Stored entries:

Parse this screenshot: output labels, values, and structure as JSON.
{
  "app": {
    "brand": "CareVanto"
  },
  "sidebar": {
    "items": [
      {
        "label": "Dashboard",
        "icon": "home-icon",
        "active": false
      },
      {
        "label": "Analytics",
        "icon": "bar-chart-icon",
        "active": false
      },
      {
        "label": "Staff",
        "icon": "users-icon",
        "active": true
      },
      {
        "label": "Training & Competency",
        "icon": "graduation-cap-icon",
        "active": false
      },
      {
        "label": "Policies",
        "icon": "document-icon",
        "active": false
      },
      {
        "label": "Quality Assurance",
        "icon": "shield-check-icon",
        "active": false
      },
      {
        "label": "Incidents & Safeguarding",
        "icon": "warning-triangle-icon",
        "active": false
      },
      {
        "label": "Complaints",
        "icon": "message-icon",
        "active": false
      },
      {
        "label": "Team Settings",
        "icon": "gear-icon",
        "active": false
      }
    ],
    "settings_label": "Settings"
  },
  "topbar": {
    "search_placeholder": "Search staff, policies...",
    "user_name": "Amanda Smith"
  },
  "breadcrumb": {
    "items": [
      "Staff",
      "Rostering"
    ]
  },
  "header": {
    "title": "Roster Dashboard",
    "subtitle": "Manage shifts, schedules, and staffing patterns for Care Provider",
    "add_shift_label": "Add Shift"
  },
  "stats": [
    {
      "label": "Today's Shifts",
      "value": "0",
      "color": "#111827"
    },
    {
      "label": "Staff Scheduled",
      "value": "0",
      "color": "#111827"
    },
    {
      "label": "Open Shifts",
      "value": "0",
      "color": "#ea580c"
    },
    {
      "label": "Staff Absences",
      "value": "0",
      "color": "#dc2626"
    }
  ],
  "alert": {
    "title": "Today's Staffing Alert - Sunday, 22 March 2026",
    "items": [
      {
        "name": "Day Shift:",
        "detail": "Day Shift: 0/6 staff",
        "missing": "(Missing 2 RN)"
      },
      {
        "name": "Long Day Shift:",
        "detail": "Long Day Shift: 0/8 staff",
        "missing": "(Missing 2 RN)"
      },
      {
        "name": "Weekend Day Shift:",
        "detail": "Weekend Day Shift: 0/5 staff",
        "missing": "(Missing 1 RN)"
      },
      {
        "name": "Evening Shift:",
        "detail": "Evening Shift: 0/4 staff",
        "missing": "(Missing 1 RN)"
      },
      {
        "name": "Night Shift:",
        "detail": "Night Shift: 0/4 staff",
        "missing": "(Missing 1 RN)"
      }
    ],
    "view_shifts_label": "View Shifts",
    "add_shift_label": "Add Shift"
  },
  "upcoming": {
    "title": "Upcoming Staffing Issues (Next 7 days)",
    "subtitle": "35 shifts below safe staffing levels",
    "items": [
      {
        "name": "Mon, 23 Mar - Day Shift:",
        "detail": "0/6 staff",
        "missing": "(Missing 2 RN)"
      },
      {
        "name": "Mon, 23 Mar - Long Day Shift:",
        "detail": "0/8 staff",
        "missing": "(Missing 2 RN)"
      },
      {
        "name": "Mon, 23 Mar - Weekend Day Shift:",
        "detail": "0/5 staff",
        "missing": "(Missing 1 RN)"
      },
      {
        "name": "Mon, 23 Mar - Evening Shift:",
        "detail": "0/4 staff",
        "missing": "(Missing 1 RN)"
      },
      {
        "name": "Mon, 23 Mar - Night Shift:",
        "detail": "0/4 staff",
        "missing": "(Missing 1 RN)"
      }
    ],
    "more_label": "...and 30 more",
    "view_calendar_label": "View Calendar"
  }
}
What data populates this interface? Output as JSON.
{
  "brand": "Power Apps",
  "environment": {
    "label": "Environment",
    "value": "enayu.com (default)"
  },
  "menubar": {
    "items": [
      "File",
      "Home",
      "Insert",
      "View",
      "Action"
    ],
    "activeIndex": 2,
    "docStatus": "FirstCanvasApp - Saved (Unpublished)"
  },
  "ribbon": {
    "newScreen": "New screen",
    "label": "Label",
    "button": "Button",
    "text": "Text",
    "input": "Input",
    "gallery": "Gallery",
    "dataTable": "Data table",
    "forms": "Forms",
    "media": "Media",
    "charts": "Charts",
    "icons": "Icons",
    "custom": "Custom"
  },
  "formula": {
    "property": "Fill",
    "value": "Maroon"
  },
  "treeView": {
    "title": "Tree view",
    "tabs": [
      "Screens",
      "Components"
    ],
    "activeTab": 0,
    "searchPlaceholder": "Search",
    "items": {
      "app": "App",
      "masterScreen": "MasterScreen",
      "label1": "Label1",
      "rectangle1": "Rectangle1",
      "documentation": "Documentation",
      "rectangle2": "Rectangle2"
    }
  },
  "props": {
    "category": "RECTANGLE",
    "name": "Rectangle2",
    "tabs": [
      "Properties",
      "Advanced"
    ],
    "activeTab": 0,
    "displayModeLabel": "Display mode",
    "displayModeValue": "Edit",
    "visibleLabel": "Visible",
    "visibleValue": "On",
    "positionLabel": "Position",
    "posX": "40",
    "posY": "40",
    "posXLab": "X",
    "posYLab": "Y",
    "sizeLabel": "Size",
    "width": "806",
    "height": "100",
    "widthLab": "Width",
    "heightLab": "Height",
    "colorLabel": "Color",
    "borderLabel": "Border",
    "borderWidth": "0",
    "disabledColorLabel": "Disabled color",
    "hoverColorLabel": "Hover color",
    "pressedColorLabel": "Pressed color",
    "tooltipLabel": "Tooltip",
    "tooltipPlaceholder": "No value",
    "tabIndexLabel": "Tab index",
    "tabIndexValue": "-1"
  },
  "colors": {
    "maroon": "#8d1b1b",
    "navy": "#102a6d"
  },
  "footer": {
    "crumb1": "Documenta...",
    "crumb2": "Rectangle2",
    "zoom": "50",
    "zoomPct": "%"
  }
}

To do.
Return the entries above exactly as they appear.

Exercise result.
Parse this screenshot: output labels, values, and structure as JSON.
{
  "app": {
    "brand": "CareVanto"
  },
  "sidebar": {
    "items": [
      {
        "label": "Dashboard",
        "icon": "home-icon",
        "active": false
      },
      {
        "label": "Analytics",
        "icon": "bar-chart-icon",
        "active": false
      },
      {
        "label": "Staff",
        "icon": "users-icon",
        "active": true
      },
      {
        "label": "Training & Competency",
        "icon": "graduation-cap-icon",
        "active": false
      },
      {
        "label": "Policies",
        "icon": "document-icon",
        "active": false
      },
      {
        "label": "Quality Assurance",
        "icon": "shield-check-icon",
        "active": false
      },
      {
        "label": "Incidents & Safeguarding",
        "icon": "warning-triangle-icon",
        "active": false
      },
      {
        "label": "Complaints",
        "icon": "message-icon",
        "active": false
      },
      {
        "label": "Team Settings",
        "icon": "gear-icon",
        "active": false
      }
    ],
    "settings_label": "Settings"
  },
  "topbar": {
    "search_placeholder": "Search staff, policies...",
    "user_name": "Amanda Smith"
  },
  "breadcrumb": {
    "items": [
      "Staff",
      "Rostering"
    ]
  },
  "header": {
    "title": "Roster Dashboard",
    "subtitle": "Manage shifts, schedules, and staffing patterns for Care Provider",
    "add_shift_label": "Add Shift"
  },
  "stats": [
    {
      "label": "Today's Shifts",
      "value": "0",
      "color": "#111827"
    },
    {
      "label": "Staff Scheduled",
      "value": "0",
      "color": "#111827"
    },
    {
      "label": "Open Shifts",
      "value": "0",
      "color": "#ea580c"
    },
    {
      "label": "Staff Absences",
      "value": "0",
      "color": "#dc2626"
    }
  ],
  "alert": {
    "title": "Today's Staffing Alert - Sunday, 22 March 2026",
    "items": [
      {
        "name": "Day Shift:",
        "detail": "Day Shift: 0/6 staff",
        "missing": "(Missing 2 RN)"
      },
      {
        "name": "Long Day Shift:",
        "detail": "Long Day Shift: 0/8 staff",
        "missing": "(Missing 2 RN)"
      },
      {
        "name": "Weekend Day Shift:",
        "detail": "Weekend Day Shift: 0/5 staff",
        "missing": "(Missing 1 RN)"
      },
      {
        "name": "Evening Shift:",
        "detail": "Evening Shift: 0/4 staff",
        "missing": "(Missing 1 RN)"
      },
      {
        "name": "Night Shift:",
        "detail": "Night Shift: 0/4 staff",
        "missing": "(Missing 1 RN)"
      }
    ],
    "view_shifts_label": "View Shifts",
    "add_shift_label": "Add Shift"
  },
  "upcoming": {
    "title": "Upcoming Staffing Issues (Next 7 days)",
    "subtitle": "35 shifts below safe staffing levels",
    "items": [
      {
        "name": "Mon, 23 Mar - Day Shift:",
        "detail": "0/6 staff",
        "missing": "(Missing 2 RN)"
      },
      {
        "name": "Mon, 23 Mar - Long Day Shift:",
        "detail": "0/8 staff",
        "missing": "(Missing 2 RN)"
      },
      {
        "name": "Mon, 23 Mar - Weekend Day Shift:",
        "detail": "0/5 staff",
        "missing": "(Missing 1 RN)"
      },
      {
        "name": "Mon, 23 Mar - Evening Shift:",
        "detail": "0/4 staff",
        "missing": "(Missing 1 RN)"
      },
      {
        "name": "Mon, 23 Mar - Night Shift:",
        "detail": "0/4 staff",
        "missing": "(Missing 1 RN)"
      }
    ],
    "more_label": "...and 30 more",
    "view_calendar_label": "View Calendar"
  }
}
What data populates this interface? Output as JSON.
{
  "brand": "Power Apps",
  "environment": {
    "label": "Environment",
    "value": "enayu.com (default)"
  },
  "menubar": {
    "items": [
      "File",
      "Home",
      "Insert",
      "View",
      "Action"
    ],
    "activeIndex": 2,
    "docStatus": "FirstCanvasApp - Saved (Unpublished)"
  },
  "ribbon": {
    "newScreen": "New screen",
    "label": "Label",
    "button": "Button",
    "text": "Text",
    "input": "Input",
    "gallery": "Gallery",
    "dataTable": "Data table",
    "forms": "Forms",
    "media": "Media",
    "charts": "Charts",
    "icons": "Icons",
    "custom": "Custom"
  },
  "formula": {
    "property": "Fill",
    "value": "Maroon"
  },
  "treeView": {
    "title": "Tree view",
    "tabs": [
      "Screens",
      "Components"
    ],
    "activeTab": 0,
    "searchPlaceholder": "Search",
    "items": {
      "app": "App",
      "masterScreen": "MasterScreen",
      "label1": "Label1",
      "rectangle1": "Rectangle1",
      "documentation": "Documentation",
      "rectangle2": "Rectangle2"
    }
  },
  "props": {
    "category": "RECTANGLE",
    "name": "Rectangle2",
    "tabs": [
      "Properties",
      "Advanced"
    ],
    "activeTab": 0,
    "displayModeLabel": "Display mode",
    "displayModeValue": "Edit",
    "visibleLabel": "Visible",
    "visibleValue": "On",
    "positionLabel": "Position",
    "posX": "40",
    "posY": "40",
    "posXLab": "X",
    "posYLab": "Y",
    "sizeLabel": "Size",
    "width": "806",
    "height": "100",
    "widthLab": "Width",
    "heightLab": "Height",
    "colorLabel": "Color",
    "borderLabel": "Border",
    "borderWidth": "0",
    "disabledColorLabel": "Disabled color",
    "hoverColorLabel": "Hover color",
    "pressedColorLabel": "Pressed color",
    "tooltipLabel": "Tooltip",
    "tooltipPlaceholder": "No value",
    "tabIndexLabel": "Tab index",
    "tabIndexValue": "-1"
  },
  "colors": {
    "maroon": "#8d1b1b",
    "navy": "#102a6d"
  },
  "footer": {
    "crumb1": "Documenta...",
    "crumb2": "Rectangle2",
    "zoom": "50",
    "zoomPct": "%"
  }
}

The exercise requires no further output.